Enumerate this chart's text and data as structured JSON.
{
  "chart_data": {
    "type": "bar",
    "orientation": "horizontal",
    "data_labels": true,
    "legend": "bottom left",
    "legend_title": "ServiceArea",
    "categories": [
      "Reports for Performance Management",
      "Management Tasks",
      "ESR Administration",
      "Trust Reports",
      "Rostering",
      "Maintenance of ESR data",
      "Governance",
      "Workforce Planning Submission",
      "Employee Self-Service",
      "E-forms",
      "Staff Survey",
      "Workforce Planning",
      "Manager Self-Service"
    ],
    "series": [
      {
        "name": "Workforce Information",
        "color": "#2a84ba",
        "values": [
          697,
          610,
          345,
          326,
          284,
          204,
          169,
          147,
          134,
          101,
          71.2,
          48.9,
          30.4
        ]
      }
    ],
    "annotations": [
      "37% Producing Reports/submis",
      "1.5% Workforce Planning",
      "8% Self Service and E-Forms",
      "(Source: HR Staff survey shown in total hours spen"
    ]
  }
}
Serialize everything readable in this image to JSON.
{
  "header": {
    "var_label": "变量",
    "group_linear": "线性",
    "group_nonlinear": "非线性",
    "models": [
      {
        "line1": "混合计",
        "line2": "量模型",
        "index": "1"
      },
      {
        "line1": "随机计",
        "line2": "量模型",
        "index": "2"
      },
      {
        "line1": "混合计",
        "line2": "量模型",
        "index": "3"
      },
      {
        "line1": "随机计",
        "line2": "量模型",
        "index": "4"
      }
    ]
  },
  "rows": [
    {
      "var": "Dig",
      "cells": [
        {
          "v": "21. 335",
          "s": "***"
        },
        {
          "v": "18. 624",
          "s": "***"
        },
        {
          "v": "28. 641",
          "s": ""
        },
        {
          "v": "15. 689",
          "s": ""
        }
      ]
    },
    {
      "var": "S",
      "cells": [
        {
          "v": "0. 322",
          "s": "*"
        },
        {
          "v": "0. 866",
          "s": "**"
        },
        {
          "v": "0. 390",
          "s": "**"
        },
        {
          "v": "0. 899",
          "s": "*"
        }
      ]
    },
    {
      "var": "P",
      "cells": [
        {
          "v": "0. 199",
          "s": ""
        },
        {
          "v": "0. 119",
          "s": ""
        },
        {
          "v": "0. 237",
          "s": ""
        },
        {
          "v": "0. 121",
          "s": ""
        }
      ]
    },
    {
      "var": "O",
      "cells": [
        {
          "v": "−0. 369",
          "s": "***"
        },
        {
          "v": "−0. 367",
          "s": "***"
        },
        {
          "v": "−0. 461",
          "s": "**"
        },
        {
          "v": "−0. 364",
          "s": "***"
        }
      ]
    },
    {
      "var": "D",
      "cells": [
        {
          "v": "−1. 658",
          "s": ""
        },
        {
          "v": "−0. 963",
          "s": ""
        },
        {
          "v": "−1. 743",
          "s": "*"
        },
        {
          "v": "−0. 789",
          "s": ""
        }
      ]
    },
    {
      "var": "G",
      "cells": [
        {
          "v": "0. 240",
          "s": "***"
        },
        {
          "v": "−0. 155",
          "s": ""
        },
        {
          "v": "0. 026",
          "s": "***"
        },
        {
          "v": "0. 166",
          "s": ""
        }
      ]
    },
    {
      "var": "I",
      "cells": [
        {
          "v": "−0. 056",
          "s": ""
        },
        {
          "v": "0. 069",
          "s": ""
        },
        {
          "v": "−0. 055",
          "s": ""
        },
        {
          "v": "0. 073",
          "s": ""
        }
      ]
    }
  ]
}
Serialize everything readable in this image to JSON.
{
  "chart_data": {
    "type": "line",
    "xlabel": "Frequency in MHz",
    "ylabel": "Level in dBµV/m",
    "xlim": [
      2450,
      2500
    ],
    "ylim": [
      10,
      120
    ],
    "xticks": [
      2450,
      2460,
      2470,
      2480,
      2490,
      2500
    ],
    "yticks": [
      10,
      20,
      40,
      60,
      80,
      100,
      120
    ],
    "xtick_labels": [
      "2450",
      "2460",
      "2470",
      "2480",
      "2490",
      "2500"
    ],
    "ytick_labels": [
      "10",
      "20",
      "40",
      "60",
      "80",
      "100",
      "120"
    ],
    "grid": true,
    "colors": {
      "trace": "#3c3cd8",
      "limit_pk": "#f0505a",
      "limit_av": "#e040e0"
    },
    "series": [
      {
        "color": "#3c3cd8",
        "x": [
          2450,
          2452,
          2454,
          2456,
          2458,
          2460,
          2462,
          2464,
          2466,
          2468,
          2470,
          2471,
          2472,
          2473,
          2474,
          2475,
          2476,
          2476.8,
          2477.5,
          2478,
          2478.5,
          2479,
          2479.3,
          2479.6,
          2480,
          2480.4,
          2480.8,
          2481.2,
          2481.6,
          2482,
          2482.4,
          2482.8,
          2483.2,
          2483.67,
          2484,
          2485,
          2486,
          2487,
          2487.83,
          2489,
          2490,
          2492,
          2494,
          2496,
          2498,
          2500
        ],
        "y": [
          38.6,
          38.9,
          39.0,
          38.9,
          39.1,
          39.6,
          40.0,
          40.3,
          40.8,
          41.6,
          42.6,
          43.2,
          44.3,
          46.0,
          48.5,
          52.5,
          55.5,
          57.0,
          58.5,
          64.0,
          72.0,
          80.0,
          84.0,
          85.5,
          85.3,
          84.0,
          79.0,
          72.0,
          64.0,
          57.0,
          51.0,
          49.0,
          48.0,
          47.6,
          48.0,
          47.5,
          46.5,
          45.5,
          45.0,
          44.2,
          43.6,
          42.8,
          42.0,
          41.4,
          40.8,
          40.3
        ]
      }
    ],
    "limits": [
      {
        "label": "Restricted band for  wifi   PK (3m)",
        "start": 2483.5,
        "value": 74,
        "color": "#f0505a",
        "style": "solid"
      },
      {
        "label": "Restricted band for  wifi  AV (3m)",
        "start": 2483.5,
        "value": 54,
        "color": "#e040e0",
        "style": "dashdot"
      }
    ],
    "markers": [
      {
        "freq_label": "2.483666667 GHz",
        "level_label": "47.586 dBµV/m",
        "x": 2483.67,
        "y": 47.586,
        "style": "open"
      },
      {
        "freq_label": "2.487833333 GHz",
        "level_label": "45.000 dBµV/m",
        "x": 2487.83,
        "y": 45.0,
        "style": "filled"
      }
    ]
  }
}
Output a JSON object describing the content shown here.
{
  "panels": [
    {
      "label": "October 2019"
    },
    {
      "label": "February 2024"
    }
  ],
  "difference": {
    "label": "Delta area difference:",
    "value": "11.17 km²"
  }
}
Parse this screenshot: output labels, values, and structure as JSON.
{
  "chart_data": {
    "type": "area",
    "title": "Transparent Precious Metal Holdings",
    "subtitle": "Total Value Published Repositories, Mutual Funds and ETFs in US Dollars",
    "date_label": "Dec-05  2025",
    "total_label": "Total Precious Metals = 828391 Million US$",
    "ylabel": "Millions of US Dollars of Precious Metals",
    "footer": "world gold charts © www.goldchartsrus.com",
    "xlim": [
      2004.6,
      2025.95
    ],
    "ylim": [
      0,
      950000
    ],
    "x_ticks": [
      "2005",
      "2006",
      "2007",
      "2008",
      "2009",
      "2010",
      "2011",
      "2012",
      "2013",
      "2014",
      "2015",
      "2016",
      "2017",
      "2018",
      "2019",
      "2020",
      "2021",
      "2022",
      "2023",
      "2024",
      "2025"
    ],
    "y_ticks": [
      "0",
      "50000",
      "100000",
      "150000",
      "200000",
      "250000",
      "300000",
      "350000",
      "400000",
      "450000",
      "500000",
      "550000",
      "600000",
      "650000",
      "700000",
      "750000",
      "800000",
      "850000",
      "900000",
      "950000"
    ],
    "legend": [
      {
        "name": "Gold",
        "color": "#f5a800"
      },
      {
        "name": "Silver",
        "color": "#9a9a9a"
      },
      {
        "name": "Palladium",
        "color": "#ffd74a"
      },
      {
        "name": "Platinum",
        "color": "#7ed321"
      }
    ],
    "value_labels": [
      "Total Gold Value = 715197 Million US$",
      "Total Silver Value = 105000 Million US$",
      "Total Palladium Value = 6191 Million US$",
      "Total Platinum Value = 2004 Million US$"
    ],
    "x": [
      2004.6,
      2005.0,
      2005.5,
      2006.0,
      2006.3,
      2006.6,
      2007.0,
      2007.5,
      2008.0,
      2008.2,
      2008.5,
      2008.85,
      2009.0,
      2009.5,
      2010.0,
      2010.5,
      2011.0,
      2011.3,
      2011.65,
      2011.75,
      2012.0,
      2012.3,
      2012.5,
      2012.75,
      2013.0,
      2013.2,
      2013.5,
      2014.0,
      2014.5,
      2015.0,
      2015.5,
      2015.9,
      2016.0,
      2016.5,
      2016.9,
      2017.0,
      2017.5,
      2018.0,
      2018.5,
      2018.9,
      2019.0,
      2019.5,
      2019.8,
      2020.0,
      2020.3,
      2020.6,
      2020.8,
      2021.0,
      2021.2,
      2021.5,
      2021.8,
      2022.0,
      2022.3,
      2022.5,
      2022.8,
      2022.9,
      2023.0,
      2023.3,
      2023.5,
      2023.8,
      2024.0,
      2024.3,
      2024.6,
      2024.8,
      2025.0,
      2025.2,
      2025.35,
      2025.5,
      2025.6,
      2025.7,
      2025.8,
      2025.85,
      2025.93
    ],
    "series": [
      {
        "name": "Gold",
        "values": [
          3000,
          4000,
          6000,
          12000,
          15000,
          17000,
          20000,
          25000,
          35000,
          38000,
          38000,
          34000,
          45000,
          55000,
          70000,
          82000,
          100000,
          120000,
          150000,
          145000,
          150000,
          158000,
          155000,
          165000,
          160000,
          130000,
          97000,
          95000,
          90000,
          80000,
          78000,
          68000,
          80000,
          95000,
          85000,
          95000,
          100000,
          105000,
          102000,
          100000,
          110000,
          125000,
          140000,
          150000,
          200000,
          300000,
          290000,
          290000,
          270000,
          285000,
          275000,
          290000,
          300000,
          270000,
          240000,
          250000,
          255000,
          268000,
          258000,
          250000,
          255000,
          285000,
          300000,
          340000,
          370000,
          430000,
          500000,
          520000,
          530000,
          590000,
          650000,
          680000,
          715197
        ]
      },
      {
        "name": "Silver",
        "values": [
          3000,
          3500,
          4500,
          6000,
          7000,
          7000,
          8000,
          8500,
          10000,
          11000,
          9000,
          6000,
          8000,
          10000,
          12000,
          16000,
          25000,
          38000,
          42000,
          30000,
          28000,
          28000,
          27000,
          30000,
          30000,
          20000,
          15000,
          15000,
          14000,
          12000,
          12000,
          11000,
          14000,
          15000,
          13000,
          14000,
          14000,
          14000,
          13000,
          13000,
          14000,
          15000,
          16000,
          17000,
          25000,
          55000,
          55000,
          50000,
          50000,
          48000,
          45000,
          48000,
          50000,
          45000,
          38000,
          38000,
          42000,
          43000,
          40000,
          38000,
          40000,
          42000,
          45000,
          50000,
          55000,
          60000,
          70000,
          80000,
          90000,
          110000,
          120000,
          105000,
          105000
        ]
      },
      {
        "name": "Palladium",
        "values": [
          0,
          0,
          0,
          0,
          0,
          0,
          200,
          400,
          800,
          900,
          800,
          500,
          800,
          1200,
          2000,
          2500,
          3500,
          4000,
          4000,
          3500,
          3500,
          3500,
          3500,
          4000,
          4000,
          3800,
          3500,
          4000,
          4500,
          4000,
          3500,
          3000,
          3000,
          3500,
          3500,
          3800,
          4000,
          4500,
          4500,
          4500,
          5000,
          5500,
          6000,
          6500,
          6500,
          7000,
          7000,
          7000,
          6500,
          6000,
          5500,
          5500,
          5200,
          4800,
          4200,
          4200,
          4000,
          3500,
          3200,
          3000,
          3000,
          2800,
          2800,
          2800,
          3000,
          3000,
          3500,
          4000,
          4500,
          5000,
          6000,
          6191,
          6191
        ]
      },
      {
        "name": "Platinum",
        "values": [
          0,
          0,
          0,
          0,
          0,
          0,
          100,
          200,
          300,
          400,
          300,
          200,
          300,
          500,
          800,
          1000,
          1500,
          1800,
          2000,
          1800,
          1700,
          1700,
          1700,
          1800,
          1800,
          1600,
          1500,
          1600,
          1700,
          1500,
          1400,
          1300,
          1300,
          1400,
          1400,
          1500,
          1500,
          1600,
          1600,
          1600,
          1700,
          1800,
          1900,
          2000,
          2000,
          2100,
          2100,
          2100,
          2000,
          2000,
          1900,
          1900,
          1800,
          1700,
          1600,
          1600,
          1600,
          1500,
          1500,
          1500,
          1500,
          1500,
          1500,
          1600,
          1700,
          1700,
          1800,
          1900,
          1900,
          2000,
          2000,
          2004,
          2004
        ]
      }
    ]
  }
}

• • • • •

__TASK TO COMPLETE__.
Only lines with the word "wifi" should be collected from the material.

__TASK ANSWER__.
        "label": "Restricted band for  wifi   PK (3m)",
        "label": "Restricted band for  wifi  AV (3m)",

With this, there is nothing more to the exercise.